• [Exercise inputs]

====

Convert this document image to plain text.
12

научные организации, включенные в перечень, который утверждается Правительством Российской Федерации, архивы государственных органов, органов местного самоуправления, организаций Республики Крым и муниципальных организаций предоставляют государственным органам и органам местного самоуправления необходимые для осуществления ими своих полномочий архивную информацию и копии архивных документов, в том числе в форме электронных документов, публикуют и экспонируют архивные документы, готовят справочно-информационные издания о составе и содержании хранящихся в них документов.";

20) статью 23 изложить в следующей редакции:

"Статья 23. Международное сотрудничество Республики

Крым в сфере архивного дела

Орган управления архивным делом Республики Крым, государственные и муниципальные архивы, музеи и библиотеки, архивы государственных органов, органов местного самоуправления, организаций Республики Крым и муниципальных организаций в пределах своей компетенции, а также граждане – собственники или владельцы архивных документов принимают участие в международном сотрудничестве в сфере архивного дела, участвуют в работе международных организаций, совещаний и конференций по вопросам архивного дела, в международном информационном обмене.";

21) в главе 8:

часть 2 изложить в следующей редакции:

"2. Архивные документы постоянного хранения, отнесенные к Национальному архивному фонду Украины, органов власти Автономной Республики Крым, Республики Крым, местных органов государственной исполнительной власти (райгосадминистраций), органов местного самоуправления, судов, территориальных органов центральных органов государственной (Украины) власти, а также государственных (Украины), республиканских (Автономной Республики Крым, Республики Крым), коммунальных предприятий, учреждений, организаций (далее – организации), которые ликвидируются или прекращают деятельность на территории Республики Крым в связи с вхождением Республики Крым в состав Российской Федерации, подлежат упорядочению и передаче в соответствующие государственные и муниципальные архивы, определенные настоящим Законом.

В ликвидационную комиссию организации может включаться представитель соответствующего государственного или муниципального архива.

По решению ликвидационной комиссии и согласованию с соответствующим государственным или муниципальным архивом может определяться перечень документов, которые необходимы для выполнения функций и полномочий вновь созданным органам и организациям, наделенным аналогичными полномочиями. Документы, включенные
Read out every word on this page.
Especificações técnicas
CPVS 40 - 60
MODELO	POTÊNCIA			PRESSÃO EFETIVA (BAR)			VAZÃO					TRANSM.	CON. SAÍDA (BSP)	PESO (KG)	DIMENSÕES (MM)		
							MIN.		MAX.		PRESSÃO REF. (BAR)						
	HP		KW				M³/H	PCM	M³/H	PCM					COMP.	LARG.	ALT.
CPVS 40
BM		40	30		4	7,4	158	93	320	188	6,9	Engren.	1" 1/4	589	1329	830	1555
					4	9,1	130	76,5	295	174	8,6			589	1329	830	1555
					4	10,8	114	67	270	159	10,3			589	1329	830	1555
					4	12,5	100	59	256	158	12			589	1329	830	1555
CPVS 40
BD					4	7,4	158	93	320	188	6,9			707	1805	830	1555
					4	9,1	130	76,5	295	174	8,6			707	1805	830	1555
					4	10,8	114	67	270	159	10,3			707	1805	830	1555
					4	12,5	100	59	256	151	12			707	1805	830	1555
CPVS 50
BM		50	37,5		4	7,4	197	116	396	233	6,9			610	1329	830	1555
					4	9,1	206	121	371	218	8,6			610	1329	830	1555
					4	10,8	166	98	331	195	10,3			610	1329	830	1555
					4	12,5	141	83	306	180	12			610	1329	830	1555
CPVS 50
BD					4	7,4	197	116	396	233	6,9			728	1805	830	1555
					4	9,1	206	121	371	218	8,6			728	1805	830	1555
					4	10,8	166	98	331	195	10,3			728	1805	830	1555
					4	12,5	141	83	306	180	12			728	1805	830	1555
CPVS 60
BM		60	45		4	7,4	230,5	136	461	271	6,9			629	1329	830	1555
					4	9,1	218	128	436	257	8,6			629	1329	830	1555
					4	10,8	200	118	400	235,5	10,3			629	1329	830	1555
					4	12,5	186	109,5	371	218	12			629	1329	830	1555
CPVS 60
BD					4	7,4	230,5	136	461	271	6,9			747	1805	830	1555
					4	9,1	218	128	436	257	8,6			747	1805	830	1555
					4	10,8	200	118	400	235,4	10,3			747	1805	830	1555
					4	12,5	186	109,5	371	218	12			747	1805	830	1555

====

Please repeat all the records above exactly as they appear.

• [Written reply]
Convert this document image to plain text.
12

научные организации, включенные в перечень, который утверждается Правительством Российской Федерации, архивы государственных органов, органов местного самоуправления, организаций Республики Крым и муниципальных организаций предоставляют государственным органам и органам местного самоуправления необходимые для осуществления ими своих полномочий архивную информацию и копии архивных документов, в том числе в форме электронных документов, публикуют и экспонируют архивные документы, готовят справочно-информационные издания о составе и содержании хранящихся в них документов.";

20) статью 23 изложить в следующей редакции:

"Статья 23. Международное сотрудничество Республики

Крым в сфере архивного дела

Орган управления архивным делом Республики Крым, государственные и муниципальные архивы, музеи и библиотеки, архивы государственных органов, органов местного самоуправления, организаций Республики Крым и муниципальных организаций в пределах своей компетенции, а также граждане – собственники или владельцы архивных документов принимают участие в международном сотрудничестве в сфере архивного дела, участвуют в работе международных организаций, совещаний и конференций по вопросам архивного дела, в международном информационном обмене.";

21) в главе 8:

часть 2 изложить в следующей редакции:

"2. Архивные документы постоянного хранения, отнесенные к Национальному архивному фонду Украины, органов власти Автономной Республики Крым, Республики Крым, местных органов государственной исполнительной власти (райгосадминистраций), органов местного самоуправления, судов, территориальных органов центральных органов государственной (Украины) власти, а также государственных (Украины), республиканских (Автономной Республики Крым, Республики Крым), коммунальных предприятий, учреждений, организаций (далее – организации), которые ликвидируются или прекращают деятельность на территории Республики Крым в связи с вхождением Республики Крым в состав Российской Федерации, подлежат упорядочению и передаче в соответствующие государственные и муниципальные архивы, определенные настоящим Законом.

В ликвидационную комиссию организации может включаться представитель соответствующего государственного или муниципального архива.

По решению ликвидационной комиссии и согласованию с соответствующим государственным или муниципальным архивом может определяться перечень документов, которые необходимы для выполнения функций и полномочий вновь созданным органам и организациям, наделенным аналогичными полномочиями. Документы, включенные
Read out every word on this page.
Especificações técnicas
CPVS 40 - 60
MODELO	POTÊNCIA			PRESSÃO EFETIVA (BAR)			VAZÃO					TRANSM.	CON. SAÍDA (BSP)	PESO (KG)	DIMENSÕES (MM)		
							MIN.		MAX.		PRESSÃO REF. (BAR)						
	HP		KW				M³/H	PCM	M³/H	PCM					COMP.	LARG.	ALT.
CPVS 40
BM		40	30		4	7,4	158	93	320	188	6,9	Engren.	1" 1/4	589	1329	830	1555
					4	9,1	130	76,5	295	174	8,6			589	1329	830	1555
					4	10,8	114	67	270	159	10,3			589	1329	830	1555
					4	12,5	100	59	256	158	12			589	1329	830	1555
CPVS 40
BD					4	7,4	158	93	320	188	6,9			707	1805	830	1555
					4	9,1	130	76,5	295	174	8,6			707	1805	830	1555
					4	10,8	114	67	270	159	10,3			707	1805	830	1555
					4	12,5	100	59	256	151	12			707	1805	830	1555
CPVS 50
BM		50	37,5		4	7,4	197	116	396	233	6,9			610	1329	830	1555
					4	9,1	206	121	371	218	8,6			610	1329	830	1555
					4	10,8	166	98	331	195	10,3			610	1329	830	1555
					4	12,5	141	83	306	180	12			610	1329	830	1555
CPVS 50
BD					4	7,4	197	116	396	233	6,9			728	1805	830	1555
					4	9,1	206	121	371	218	8,6			728	1805	830	1555
					4	10,8	166	98	331	195	10,3			728	1805	830	1555
					4	12,5	141	83	306	180	12			728	1805	830	1555
CPVS 60
BM		60	45		4	7,4	230,5	136	461	271	6,9			629	1329	830	1555
					4	9,1	218	128	436	257	8,6			629	1329	830	1555
					4	10,8	200	118	400	235,5	10,3			629	1329	830	1555
					4	12,5	186	109,5	371	218	12			629	1329	830	1555
CPVS 60
BD					4	7,4	230,5	136	461	271	6,9			747	1805	830	1555
					4	9,1	218	128	436	257	8,6			747	1805	830	1555
					4	10,8	200	118	400	235,4	10,3			747	1805	830	1555
					4	12,5	186	109,5	371	218	12			747	1805	830	1555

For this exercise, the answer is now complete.